╭─ Extracted entries
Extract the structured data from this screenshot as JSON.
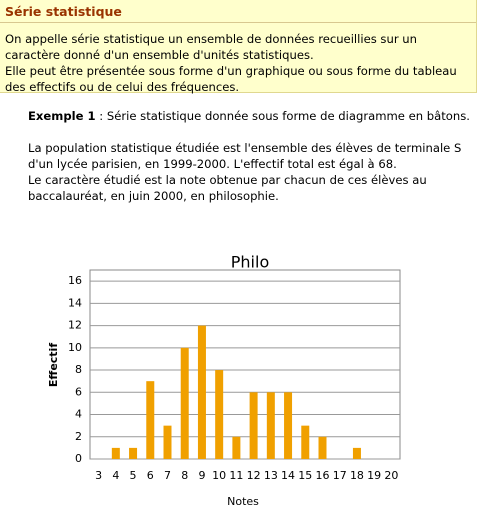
{
  "header": {
    "title": "Série statistique"
  },
  "intro": [
    "On appelle série statistique un ensemble de données recueillies sur un caractère donné d'un ensemble d'unités statistiques.",
    "Elle peut être présentée sous forme d'un graphique ou sous forme du tableau des effectifs ou de celui des fréquences."
  ],
  "example": {
    "label": "Exemple 1",
    "text": " : Série statistique donnée sous forme de diagramme en bâtons.",
    "paragraphs": [
      "La population statistique étudiée est l'ensemble des élèves de terminale S d'un lycée parisien, en 1999-2000. L'effectif total est égal à 68.",
      "Le caractère étudié est  la note obtenue par chacun de ces élèves au baccalauréat, en juin 2000, en philosophie."
    ]
  },
  "chart_data": {
    "type": "bar",
    "title": "Philo",
    "x_label": "Notes",
    "y_label": "Effectif",
    "categories": [
      "3",
      "4",
      "5",
      "6",
      "7",
      "8",
      "9",
      "10",
      "11",
      "12",
      "13",
      "14",
      "15",
      "16",
      "17",
      "18",
      "19",
      "20"
    ],
    "values": [
      0,
      1,
      1,
      7,
      3,
      10,
      12,
      8,
      2,
      6,
      6,
      6,
      3,
      2,
      0,
      1,
      0,
      0
    ],
    "color": "#f0a000",
    "ylim": [
      0,
      17
    ],
    "yticks": [
      0,
      2,
      4,
      6,
      8,
      10,
      12,
      14,
      16
    ],
    "grid": true
  }
}
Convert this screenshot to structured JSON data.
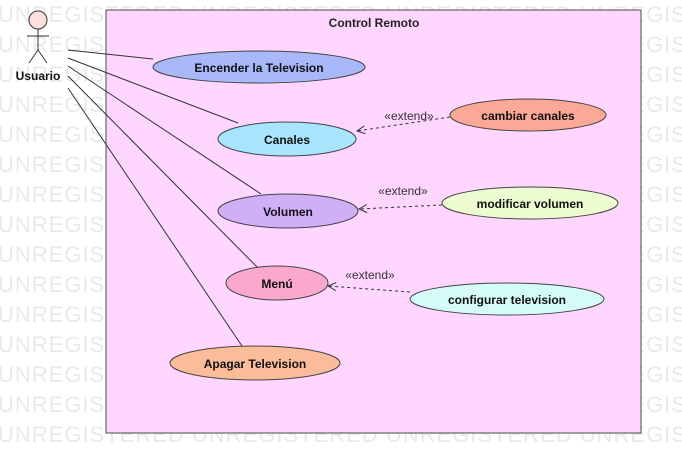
{
  "watermark": "UNREGISTERED UNREGISTERED UNREGISTERED UNREGISTERED UNREGISTERED",
  "system": {
    "title": "Control Remoto",
    "fill": "#ffd6ff"
  },
  "actor": {
    "name": "Usuario",
    "head_fill": "#fde0e0"
  },
  "use_cases": [
    {
      "id": "encender",
      "label": "Encender la Television",
      "fill": "#a8b8f8"
    },
    {
      "id": "canales",
      "label": "Canales",
      "fill": "#a8e4fb"
    },
    {
      "id": "volumen",
      "label": "Volumen",
      "fill": "#d0aef8"
    },
    {
      "id": "menu",
      "label": "Menú",
      "fill": "#fba8cf"
    },
    {
      "id": "apagar",
      "label": "Apagar Television",
      "fill": "#fbbc9a"
    },
    {
      "id": "cambiar",
      "label": "cambiar canales",
      "fill": "#fba896"
    },
    {
      "id": "modificar",
      "label": "modificar volumen",
      "fill": "#ecfcd0"
    },
    {
      "id": "configurar",
      "label": "configurar television",
      "fill": "#d4fbf8"
    }
  ],
  "extends": [
    {
      "label": "«extend»",
      "from": "cambiar",
      "to": "canales"
    },
    {
      "label": "«extend»",
      "from": "modificar",
      "to": "volumen"
    },
    {
      "label": "«extend»",
      "from": "configurar",
      "to": "menu"
    }
  ]
}
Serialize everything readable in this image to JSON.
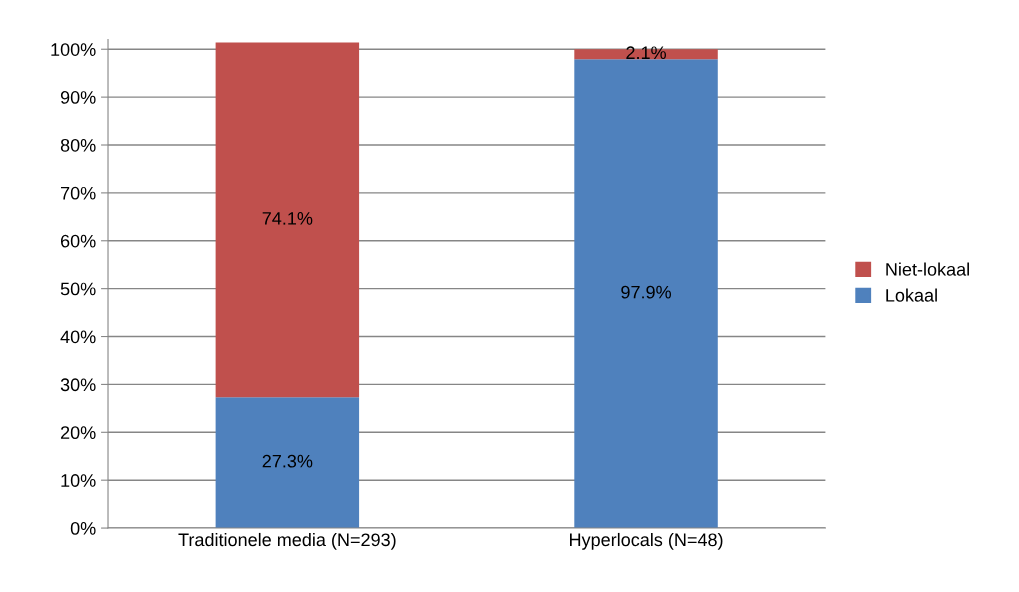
{
  "chart_data": {
    "type": "bar",
    "stacked": true,
    "categories": [
      "Traditionele media (N=293)",
      "Hyperlocals (N=48)"
    ],
    "series": [
      {
        "name": "Lokaal",
        "color": "#4f81bd",
        "values": [
          27.3,
          97.9
        ],
        "value_labels": [
          "27.3%",
          "97.9%"
        ]
      },
      {
        "name": "Niet-lokaal",
        "color": "#c0504d",
        "values": [
          74.1,
          2.1
        ],
        "value_labels": [
          "74.1%",
          "2.1%"
        ]
      }
    ],
    "ylim": [
      0,
      102
    ],
    "yticks": [
      {
        "value": 0,
        "label": "0%"
      },
      {
        "value": 10,
        "label": "10%"
      },
      {
        "value": 20,
        "label": "20%"
      },
      {
        "value": 30,
        "label": "30%"
      },
      {
        "value": 40,
        "label": "40%"
      },
      {
        "value": 50,
        "label": "50%"
      },
      {
        "value": 60,
        "label": "60%"
      },
      {
        "value": 70,
        "label": "70%"
      },
      {
        "value": 80,
        "label": "80%"
      },
      {
        "value": 90,
        "label": "90%"
      },
      {
        "value": 100,
        "label": "100%"
      }
    ],
    "grid": "y",
    "legend": "right"
  }
}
╰─
▶ Goal: Copy the whole of the material above exactly, but not its images.

▶ Answer to the problem:
Extract the structured data from this screenshot as JSON.
{
  "header": {
    "title": "Série statistique"
  },
  "intro": [
    "On appelle série statistique un ensemble de données recueillies sur un caractère donné d'un ensemble d'unités statistiques.",
    "Elle peut être présentée sous forme d'un graphique ou sous forme du tableau des effectifs ou de celui des fréquences."
  ],
  "example": {
    "label": "Exemple 1",
    "text": " : Série statistique donnée sous forme de diagramme en bâtons.",
    "paragraphs": [
      "La population statistique étudiée est l'ensemble des élèves de terminale S d'un lycée parisien, en 1999-2000. L'effectif total est égal à 68.",
      "Le caractère étudié est  la note obtenue par chacun de ces élèves au baccalauréat, en juin 2000, en philosophie."
    ]
  },
  "chart_data": {
    "type": "bar",
    "title": "Philo",
    "x_label": "Notes",
    "y_label": "Effectif",
    "categories": [
      "3",
      "4",
      "5",
      "6",
      "7",
      "8",
      "9",
      "10",
      "11",
      "12",
      "13",
      "14",
      "15",
      "16",
      "17",
      "18",
      "19",
      "20"
    ],
    "values": [
      0,
      1,
      1,
      7,
      3,
      10,
      12,
      8,
      2,
      6,
      6,
      6,
      3,
      2,
      0,
      1,
      0,
      0
    ],
    "color": "#f0a000",
    "ylim": [
      0,
      17
    ],
    "yticks": [
      0,
      2,
      4,
      6,
      8,
      10,
      12,
      14,
      16
    ],
    "grid": true
  }
}
Convert this screenshot to structured JSON data.
{
  "watermark": "UNREGISTERED UNREGISTERED UNREGISTERED UNREGISTERED UNREGISTERED",
  "system": {
    "title": "Control Remoto",
    "fill": "#ffd6ff"
  },
  "actor": {
    "name": "Usuario",
    "head_fill": "#fde0e0"
  },
  "use_cases": [
    {
      "id": "encender",
      "label": "Encender la Television",
      "fill": "#a8b8f8"
    },
    {
      "id": "canales",
      "label": "Canales",
      "fill": "#a8e4fb"
    },
    {
      "id": "volumen",
      "label": "Volumen",
      "fill": "#d0aef8"
    },
    {
      "id": "menu",
      "label": "Menú",
      "fill": "#fba8cf"
    },
    {
      "id": "apagar",
      "label": "Apagar Television",
      "fill": "#fbbc9a"
    },
    {
      "id": "cambiar",
      "label": "cambiar canales",
      "fill": "#fba896"
    },
    {
      "id": "modificar",
      "label": "modificar volumen",
      "fill": "#ecfcd0"
    },
    {
      "id": "configurar",
      "label": "configurar television",
      "fill": "#d4fbf8"
    }
  ],
  "extends": [
    {
      "label": "«extend»",
      "from": "cambiar",
      "to": "canales"
    },
    {
      "label": "«extend»",
      "from": "modificar",
      "to": "volumen"
    },
    {
      "label": "«extend»",
      "from": "configurar",
      "to": "menu"
    }
  ]
}
Serialize everything readable in this image to JSON.
{
  "chart_data": {
    "type": "bar",
    "stacked": true,
    "categories": [
      "Traditionele media (N=293)",
      "Hyperlocals (N=48)"
    ],
    "series": [
      {
        "name": "Lokaal",
        "color": "#4f81bd",
        "values": [
          27.3,
          97.9
        ],
        "value_labels": [
          "27.3%",
          "97.9%"
        ]
      },
      {
        "name": "Niet-lokaal",
        "color": "#c0504d",
        "values": [
          74.1,
          2.1
        ],
        "value_labels": [
          "74.1%",
          "2.1%"
        ]
      }
    ],
    "ylim": [
      0,
      102
    ],
    "yticks": [
      {
        "value": 0,
        "label": "0%"
      },
      {
        "value": 10,
        "label": "10%"
      },
      {
        "value": 20,
        "label": "20%"
      },
      {
        "value": 30,
        "label": "30%"
      },
      {
        "value": 40,
        "label": "40%"
      },
      {
        "value": 50,
        "label": "50%"
      },
      {
        "value": 60,
        "label": "60%"
      },
      {
        "value": 70,
        "label": "70%"
      },
      {
        "value": 80,
        "label": "80%"
      },
      {
        "value": 90,
        "label": "90%"
      },
      {
        "value": 100,
        "label": "100%"
      }
    ],
    "grid": "y",
    "legend": "right"
  }
}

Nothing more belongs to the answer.